start

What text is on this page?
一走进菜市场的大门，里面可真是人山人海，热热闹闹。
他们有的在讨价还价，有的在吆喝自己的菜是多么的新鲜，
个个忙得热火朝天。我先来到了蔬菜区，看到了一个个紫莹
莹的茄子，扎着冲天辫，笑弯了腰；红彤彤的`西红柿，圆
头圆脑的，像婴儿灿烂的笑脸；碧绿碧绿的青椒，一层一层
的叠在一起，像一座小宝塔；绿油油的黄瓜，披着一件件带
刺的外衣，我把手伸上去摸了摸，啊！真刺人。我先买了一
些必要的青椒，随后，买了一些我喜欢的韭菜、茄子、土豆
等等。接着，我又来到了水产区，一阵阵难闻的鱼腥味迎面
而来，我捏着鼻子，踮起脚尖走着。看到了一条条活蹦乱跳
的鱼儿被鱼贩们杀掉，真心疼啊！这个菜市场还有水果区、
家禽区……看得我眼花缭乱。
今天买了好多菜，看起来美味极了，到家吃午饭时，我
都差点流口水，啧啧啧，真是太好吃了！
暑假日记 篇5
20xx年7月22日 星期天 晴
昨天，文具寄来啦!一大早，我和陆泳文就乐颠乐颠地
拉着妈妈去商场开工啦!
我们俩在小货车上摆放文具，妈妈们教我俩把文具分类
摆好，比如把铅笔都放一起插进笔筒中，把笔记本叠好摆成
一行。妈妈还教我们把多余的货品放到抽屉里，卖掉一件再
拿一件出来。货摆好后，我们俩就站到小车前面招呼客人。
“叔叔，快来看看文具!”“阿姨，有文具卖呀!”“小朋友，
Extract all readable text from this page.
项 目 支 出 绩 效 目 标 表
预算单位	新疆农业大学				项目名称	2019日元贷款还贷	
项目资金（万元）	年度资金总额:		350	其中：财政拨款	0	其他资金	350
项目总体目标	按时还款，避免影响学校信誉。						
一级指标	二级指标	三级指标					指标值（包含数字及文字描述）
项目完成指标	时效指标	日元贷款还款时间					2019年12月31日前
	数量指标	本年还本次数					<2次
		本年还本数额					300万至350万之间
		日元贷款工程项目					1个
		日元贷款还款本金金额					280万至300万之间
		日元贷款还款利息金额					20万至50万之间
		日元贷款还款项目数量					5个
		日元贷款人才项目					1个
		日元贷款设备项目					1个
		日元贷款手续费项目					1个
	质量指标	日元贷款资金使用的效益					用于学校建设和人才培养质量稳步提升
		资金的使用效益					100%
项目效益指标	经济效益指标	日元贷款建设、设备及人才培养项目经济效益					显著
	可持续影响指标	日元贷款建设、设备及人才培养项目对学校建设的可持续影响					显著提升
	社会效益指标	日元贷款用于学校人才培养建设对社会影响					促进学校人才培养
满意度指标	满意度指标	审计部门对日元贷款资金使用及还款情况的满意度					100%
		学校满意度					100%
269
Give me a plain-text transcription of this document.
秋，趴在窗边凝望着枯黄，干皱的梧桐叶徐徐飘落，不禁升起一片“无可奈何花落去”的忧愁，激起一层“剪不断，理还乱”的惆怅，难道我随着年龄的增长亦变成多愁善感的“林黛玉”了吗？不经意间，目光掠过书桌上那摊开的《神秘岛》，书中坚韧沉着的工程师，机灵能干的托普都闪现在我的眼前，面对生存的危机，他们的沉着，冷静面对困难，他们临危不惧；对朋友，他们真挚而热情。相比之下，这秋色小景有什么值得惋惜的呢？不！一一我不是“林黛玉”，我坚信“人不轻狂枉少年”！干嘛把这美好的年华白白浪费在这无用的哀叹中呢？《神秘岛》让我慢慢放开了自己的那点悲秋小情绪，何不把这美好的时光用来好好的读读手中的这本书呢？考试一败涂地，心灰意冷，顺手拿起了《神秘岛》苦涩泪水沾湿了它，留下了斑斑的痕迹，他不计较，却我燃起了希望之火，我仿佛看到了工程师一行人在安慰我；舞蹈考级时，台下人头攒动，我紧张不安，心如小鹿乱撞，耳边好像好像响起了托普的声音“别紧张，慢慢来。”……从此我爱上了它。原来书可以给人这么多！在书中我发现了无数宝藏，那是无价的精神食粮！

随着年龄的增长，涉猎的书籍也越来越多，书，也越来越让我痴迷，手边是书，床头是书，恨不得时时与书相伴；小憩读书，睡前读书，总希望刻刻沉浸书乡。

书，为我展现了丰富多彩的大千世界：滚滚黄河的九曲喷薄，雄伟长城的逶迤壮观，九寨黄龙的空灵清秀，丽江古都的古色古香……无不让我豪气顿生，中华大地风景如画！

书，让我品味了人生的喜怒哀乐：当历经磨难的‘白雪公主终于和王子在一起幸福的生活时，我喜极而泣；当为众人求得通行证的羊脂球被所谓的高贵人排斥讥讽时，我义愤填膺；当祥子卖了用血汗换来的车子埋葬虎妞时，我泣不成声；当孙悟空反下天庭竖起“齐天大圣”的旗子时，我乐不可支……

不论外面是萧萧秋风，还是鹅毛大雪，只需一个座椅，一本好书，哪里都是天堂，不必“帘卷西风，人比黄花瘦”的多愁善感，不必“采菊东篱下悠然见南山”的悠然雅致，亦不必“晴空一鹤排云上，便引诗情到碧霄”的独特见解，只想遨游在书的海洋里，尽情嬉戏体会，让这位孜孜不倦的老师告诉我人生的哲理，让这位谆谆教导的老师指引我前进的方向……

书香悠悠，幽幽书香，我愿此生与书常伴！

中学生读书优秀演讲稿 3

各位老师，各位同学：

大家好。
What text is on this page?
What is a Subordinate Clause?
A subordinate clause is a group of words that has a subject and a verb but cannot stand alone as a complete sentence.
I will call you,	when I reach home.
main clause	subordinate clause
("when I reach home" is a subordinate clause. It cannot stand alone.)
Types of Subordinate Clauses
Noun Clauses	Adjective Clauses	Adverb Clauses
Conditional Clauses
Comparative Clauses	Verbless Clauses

end

▶ [STATED EXERCISE]:
Copy each line of the records above that carries the word "home".

▶ [EXPECTED ANSWER]:
I will call you,	when I reach home.
("when I reach home" is a subordinate clause. It cannot stand alone.)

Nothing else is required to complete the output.